▸ **Source data**:
--

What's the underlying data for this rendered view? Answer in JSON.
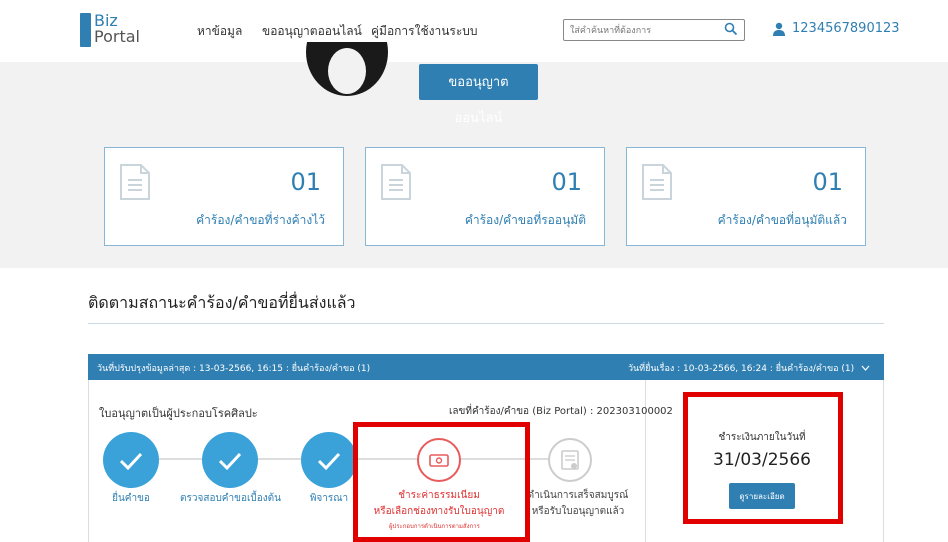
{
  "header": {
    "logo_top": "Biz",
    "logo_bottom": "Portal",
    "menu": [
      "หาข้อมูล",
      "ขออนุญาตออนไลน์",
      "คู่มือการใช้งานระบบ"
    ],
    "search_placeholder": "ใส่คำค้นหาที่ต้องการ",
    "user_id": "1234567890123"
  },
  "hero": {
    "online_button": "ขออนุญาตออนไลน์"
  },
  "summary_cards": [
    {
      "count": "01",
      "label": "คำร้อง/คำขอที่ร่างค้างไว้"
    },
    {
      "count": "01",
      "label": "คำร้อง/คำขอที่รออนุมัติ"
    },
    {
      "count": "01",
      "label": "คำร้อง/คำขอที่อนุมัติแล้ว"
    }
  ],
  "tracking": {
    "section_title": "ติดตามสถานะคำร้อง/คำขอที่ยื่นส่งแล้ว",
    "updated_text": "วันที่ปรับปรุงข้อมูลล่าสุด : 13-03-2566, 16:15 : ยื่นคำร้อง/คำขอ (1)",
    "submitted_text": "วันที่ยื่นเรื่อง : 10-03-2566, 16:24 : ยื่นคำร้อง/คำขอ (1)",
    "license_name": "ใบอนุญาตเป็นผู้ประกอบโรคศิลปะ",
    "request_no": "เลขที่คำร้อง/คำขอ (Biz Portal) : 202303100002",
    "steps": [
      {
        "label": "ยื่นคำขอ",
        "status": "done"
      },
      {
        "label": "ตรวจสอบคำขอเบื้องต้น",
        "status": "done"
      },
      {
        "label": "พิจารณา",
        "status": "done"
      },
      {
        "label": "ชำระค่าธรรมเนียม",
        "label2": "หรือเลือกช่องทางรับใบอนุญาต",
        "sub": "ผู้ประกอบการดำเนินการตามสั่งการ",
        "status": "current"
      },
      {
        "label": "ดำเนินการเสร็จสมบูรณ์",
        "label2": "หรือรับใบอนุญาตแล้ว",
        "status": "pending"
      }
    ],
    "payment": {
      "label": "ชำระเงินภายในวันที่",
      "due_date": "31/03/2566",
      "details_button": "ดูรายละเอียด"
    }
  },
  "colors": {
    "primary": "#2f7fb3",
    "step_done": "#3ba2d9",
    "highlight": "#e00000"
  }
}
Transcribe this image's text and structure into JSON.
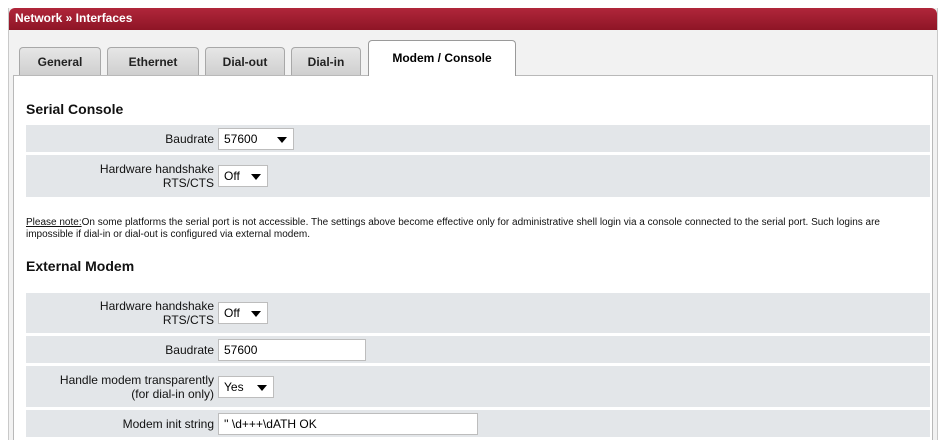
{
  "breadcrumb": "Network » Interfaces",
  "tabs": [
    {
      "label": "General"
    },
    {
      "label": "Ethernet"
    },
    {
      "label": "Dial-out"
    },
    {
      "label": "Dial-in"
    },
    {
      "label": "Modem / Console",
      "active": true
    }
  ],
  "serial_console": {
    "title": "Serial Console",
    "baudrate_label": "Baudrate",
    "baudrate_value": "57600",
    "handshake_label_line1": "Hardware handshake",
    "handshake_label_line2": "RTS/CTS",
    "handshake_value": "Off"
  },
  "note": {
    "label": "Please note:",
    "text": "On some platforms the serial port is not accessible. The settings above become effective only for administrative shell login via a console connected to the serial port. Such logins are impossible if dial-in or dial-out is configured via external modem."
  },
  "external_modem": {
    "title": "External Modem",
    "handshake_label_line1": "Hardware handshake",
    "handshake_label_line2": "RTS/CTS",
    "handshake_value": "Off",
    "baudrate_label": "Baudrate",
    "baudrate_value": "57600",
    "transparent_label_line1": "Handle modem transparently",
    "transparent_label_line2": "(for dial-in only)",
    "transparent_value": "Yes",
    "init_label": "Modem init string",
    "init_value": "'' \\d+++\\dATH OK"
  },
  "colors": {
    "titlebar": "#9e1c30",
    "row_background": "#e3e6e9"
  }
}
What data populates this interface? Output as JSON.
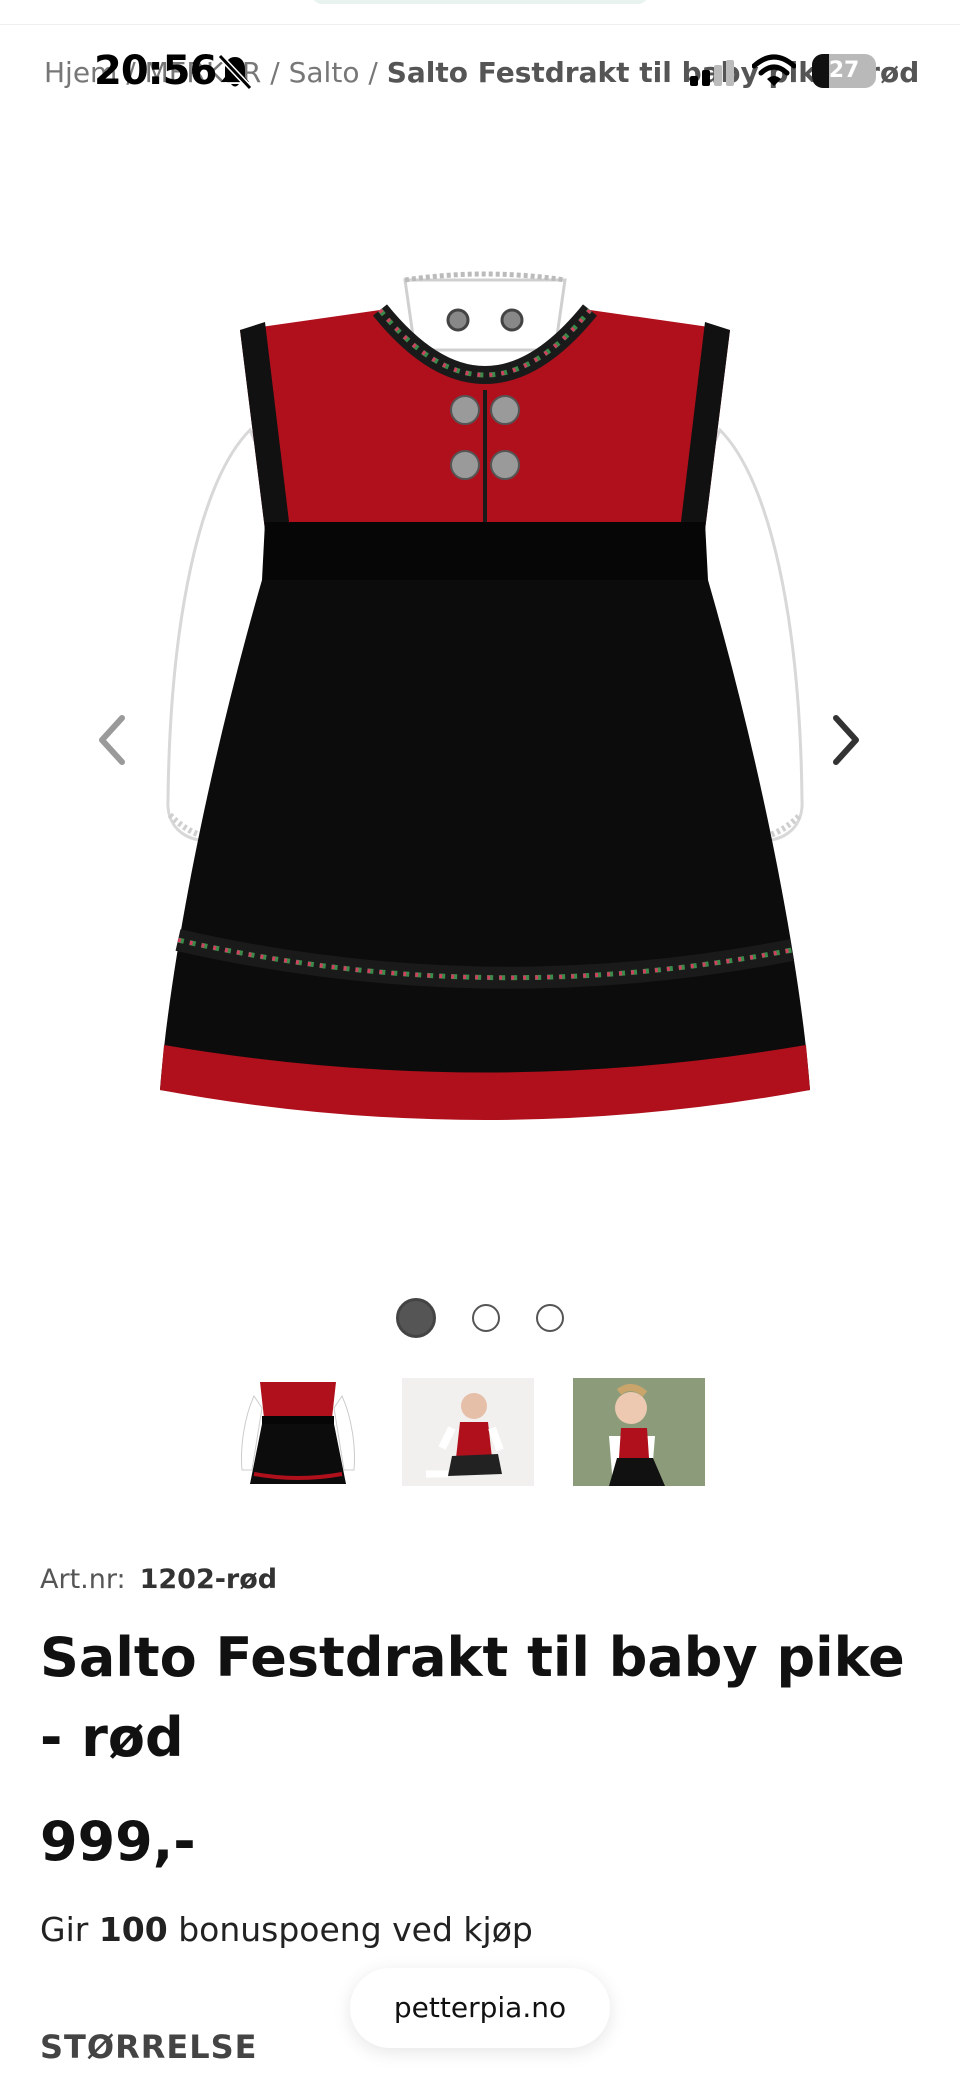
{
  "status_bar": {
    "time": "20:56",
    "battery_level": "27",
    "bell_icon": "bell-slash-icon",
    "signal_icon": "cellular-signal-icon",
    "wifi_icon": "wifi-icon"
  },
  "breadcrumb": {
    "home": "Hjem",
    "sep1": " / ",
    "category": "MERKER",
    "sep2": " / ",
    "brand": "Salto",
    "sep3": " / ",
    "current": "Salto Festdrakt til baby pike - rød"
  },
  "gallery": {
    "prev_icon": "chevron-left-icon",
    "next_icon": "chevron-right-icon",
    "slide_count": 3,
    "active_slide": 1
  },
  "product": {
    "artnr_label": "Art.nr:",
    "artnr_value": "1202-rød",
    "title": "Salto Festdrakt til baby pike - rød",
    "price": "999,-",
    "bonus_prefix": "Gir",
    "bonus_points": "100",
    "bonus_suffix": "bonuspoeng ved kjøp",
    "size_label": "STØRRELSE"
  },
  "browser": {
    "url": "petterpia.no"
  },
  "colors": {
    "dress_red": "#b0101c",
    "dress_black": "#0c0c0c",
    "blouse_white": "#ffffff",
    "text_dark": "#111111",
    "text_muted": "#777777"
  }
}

--

▸ **Exercise prompt**: Quote the records in full and exactly; skip any image.

▸ **Exercise output**:
What's the underlying data for this rendered view? Answer in JSON.
{
  "header": {
    "logo_top": "Biz",
    "logo_bottom": "Portal",
    "menu": [
      "หาข้อมูล",
      "ขออนุญาตออนไลน์",
      "คู่มือการใช้งานระบบ"
    ],
    "search_placeholder": "ใส่คำค้นหาที่ต้องการ",
    "user_id": "1234567890123"
  },
  "hero": {
    "online_button": "ขออนุญาตออนไลน์"
  },
  "summary_cards": [
    {
      "count": "01",
      "label": "คำร้อง/คำขอที่ร่างค้างไว้"
    },
    {
      "count": "01",
      "label": "คำร้อง/คำขอที่รออนุมัติ"
    },
    {
      "count": "01",
      "label": "คำร้อง/คำขอที่อนุมัติแล้ว"
    }
  ],
  "tracking": {
    "section_title": "ติดตามสถานะคำร้อง/คำขอที่ยื่นส่งแล้ว",
    "updated_text": "วันที่ปรับปรุงข้อมูลล่าสุด : 13-03-2566, 16:15 : ยื่นคำร้อง/คำขอ (1)",
    "submitted_text": "วันที่ยื่นเรื่อง : 10-03-2566, 16:24 : ยื่นคำร้อง/คำขอ (1)",
    "license_name": "ใบอนุญาตเป็นผู้ประกอบโรคศิลปะ",
    "request_no": "เลขที่คำร้อง/คำขอ (Biz Portal) : 202303100002",
    "steps": [
      {
        "label": "ยื่นคำขอ",
        "status": "done"
      },
      {
        "label": "ตรวจสอบคำขอเบื้องต้น",
        "status": "done"
      },
      {
        "label": "พิจารณา",
        "status": "done"
      },
      {
        "label": "ชำระค่าธรรมเนียม",
        "label2": "หรือเลือกช่องทางรับใบอนุญาต",
        "sub": "ผู้ประกอบการดำเนินการตามสั่งการ",
        "status": "current"
      },
      {
        "label": "ดำเนินการเสร็จสมบูรณ์",
        "label2": "หรือรับใบอนุญาตแล้ว",
        "status": "pending"
      }
    ],
    "payment": {
      "label": "ชำระเงินภายในวันที่",
      "due_date": "31/03/2566",
      "details_button": "ดูรายละเอียด"
    }
  },
  "colors": {
    "primary": "#2f7fb3",
    "step_done": "#3ba2d9",
    "highlight": "#e00000"
  }
}
Transcribe this image's text and structure into JSON.
{
  "breadcrumb": "Network » Interfaces",
  "tabs": [
    {
      "label": "General"
    },
    {
      "label": "Ethernet"
    },
    {
      "label": "Dial-out"
    },
    {
      "label": "Dial-in"
    },
    {
      "label": "Modem / Console",
      "active": true
    }
  ],
  "serial_console": {
    "title": "Serial Console",
    "baudrate_label": "Baudrate",
    "baudrate_value": "57600",
    "handshake_label_line1": "Hardware handshake",
    "handshake_label_line2": "RTS/CTS",
    "handshake_value": "Off"
  },
  "note": {
    "label": "Please note:",
    "text": "On some platforms the serial port is not accessible. The settings above become effective only for administrative shell login via a console connected to the serial port. Such logins are impossible if dial-in or dial-out is configured via external modem."
  },
  "external_modem": {
    "title": "External Modem",
    "handshake_label_line1": "Hardware handshake",
    "handshake_label_line2": "RTS/CTS",
    "handshake_value": "Off",
    "baudrate_label": "Baudrate",
    "baudrate_value": "57600",
    "transparent_label_line1": "Handle modem transparently",
    "transparent_label_line2": "(for dial-in only)",
    "transparent_value": "Yes",
    "init_label": "Modem init string",
    "init_value": "'' \\d+++\\dATH OK"
  },
  "colors": {
    "titlebar": "#9e1c30",
    "row_background": "#e3e6e9"
  }
}
What data populates this interface? Output as JSON.
{
  "status_bar": {
    "time": "20:56",
    "battery_level": "27",
    "bell_icon": "bell-slash-icon",
    "signal_icon": "cellular-signal-icon",
    "wifi_icon": "wifi-icon"
  },
  "breadcrumb": {
    "home": "Hjem",
    "sep1": " / ",
    "category": "MERKER",
    "sep2": " / ",
    "brand": "Salto",
    "sep3": " / ",
    "current": "Salto Festdrakt til baby pike - rød"
  },
  "gallery": {
    "prev_icon": "chevron-left-icon",
    "next_icon": "chevron-right-icon",
    "slide_count": 3,
    "active_slide": 1
  },
  "product": {
    "artnr_label": "Art.nr:",
    "artnr_value": "1202-rød",
    "title": "Salto Festdrakt til baby pike - rød",
    "price": "999,-",
    "bonus_prefix": "Gir",
    "bonus_points": "100",
    "bonus_suffix": "bonuspoeng ved kjøp",
    "size_label": "STØRRELSE"
  },
  "browser": {
    "url": "petterpia.no"
  },
  "colors": {
    "dress_red": "#b0101c",
    "dress_black": "#0c0c0c",
    "blouse_white": "#ffffff",
    "text_dark": "#111111",
    "text_muted": "#777777"
  }
}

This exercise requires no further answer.